## REQUIRED WORK
Tally every line of the listing where the string "Отследить" is found, and state the total alone.

## DATA SECTION
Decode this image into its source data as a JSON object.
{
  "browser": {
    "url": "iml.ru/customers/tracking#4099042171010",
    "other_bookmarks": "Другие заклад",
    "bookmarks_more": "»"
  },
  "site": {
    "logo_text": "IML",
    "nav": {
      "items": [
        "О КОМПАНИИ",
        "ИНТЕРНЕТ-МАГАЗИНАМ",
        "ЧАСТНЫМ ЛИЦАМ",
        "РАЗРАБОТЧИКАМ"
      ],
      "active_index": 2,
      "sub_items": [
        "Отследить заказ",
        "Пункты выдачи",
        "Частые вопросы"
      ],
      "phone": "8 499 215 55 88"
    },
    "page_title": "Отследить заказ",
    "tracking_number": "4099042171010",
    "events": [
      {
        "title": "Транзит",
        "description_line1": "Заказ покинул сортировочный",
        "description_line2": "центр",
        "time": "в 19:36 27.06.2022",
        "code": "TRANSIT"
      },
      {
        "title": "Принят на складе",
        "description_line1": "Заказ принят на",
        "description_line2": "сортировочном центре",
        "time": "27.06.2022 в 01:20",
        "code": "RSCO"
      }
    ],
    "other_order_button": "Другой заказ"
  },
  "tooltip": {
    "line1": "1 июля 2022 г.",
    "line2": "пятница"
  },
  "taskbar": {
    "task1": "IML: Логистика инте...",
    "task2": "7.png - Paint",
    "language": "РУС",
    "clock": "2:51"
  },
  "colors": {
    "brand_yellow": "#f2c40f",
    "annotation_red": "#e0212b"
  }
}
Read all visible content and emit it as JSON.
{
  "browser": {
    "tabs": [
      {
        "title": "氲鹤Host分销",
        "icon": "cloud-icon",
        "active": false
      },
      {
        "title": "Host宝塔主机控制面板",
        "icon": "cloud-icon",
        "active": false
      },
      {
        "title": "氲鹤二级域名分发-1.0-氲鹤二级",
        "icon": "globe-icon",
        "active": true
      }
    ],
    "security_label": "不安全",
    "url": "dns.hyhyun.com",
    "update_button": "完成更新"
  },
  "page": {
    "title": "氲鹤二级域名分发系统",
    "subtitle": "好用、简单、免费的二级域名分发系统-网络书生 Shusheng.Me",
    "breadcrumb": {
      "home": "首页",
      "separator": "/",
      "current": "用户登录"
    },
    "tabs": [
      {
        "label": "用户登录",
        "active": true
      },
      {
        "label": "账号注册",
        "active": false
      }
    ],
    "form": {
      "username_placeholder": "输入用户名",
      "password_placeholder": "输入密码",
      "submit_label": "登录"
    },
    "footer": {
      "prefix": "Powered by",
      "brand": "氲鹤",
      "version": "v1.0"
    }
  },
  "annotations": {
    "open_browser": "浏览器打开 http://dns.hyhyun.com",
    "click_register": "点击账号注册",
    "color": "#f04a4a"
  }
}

## EXERCISE ANSWER
2